• _Exercise prompt_:
State how many lines of the records contain the string "minos", and give no other information.

• _Records provided_:
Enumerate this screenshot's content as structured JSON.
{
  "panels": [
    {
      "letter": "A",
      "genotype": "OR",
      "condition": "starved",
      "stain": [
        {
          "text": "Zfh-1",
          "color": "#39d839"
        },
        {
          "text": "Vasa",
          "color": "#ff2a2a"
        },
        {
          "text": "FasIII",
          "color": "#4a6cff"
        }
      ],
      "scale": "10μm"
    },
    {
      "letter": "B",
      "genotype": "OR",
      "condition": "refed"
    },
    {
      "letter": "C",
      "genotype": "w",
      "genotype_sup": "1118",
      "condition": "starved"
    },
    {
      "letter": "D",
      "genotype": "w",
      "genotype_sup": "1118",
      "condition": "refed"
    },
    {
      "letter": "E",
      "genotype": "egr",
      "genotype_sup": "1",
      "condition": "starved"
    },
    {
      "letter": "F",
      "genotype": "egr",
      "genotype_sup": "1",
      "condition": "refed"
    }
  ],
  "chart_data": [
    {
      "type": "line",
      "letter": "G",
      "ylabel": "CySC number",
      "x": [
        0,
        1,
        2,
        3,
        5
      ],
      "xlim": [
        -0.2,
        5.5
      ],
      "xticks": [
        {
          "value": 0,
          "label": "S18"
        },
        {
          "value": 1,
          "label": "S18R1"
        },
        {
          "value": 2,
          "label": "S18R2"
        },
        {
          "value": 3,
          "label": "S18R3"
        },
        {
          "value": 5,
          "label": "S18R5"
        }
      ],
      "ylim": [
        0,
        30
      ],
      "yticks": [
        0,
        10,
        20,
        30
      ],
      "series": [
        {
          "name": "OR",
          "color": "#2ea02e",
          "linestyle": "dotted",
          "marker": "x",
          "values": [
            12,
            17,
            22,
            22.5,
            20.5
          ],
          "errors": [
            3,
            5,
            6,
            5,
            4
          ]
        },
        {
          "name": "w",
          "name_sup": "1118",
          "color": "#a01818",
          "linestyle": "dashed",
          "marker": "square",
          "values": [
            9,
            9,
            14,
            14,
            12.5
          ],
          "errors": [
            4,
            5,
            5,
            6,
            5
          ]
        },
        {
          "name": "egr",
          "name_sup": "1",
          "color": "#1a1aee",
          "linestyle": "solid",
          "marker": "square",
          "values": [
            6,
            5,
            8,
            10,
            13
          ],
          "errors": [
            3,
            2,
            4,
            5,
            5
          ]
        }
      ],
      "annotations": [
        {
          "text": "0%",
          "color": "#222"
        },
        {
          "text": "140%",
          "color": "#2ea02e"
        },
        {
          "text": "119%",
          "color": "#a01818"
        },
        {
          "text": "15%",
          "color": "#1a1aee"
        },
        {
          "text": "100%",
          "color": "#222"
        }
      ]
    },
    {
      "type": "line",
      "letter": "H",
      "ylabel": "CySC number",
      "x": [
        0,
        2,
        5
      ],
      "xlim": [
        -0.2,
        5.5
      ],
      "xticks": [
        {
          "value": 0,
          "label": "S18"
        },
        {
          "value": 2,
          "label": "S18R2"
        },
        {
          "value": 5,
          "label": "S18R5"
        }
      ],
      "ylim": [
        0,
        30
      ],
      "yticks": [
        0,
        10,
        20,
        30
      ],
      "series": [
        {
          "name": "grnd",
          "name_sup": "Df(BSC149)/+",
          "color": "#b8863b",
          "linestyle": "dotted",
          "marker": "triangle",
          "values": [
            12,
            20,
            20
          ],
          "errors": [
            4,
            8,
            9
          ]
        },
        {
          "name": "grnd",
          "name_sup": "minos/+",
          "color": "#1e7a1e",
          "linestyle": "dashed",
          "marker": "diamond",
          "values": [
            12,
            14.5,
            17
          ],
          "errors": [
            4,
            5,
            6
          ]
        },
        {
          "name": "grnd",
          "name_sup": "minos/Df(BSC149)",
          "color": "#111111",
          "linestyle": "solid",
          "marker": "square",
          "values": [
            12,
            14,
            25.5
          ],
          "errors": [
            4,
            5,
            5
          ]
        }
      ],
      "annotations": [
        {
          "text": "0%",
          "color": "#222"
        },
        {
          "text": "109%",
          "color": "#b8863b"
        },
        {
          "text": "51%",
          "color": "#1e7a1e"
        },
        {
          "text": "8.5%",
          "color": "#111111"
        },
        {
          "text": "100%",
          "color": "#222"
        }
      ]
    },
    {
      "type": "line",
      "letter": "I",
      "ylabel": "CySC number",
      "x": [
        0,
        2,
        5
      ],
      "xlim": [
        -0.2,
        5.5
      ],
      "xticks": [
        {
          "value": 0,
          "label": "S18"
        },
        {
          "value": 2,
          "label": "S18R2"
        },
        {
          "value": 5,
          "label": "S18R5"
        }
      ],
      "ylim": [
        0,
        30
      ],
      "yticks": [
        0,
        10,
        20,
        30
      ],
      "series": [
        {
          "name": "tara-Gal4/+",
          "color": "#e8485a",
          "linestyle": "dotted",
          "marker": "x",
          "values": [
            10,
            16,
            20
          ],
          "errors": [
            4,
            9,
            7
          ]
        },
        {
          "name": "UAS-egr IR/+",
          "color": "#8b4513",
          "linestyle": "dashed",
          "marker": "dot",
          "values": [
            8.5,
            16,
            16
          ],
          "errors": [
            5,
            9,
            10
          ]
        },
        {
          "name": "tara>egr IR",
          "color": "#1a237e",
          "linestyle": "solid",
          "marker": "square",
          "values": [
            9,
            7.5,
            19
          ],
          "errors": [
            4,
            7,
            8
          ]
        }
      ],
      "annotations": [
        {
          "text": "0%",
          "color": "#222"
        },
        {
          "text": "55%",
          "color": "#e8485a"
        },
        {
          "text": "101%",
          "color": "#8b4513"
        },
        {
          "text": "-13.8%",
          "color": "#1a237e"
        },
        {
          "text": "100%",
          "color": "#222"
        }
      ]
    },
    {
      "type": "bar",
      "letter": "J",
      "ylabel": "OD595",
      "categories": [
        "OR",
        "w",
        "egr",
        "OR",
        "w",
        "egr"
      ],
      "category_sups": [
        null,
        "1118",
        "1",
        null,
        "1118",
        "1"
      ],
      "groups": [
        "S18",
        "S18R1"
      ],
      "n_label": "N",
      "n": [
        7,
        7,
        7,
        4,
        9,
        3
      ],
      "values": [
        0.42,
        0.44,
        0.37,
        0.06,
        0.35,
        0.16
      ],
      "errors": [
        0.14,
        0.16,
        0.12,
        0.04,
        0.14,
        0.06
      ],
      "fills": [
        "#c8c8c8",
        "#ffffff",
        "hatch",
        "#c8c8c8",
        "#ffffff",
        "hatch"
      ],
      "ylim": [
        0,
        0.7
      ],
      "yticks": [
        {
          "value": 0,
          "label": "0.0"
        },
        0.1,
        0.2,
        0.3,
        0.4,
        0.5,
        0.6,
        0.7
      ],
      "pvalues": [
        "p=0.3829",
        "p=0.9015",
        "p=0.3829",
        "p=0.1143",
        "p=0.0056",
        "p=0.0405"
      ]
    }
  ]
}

• _Answer for the task_:
2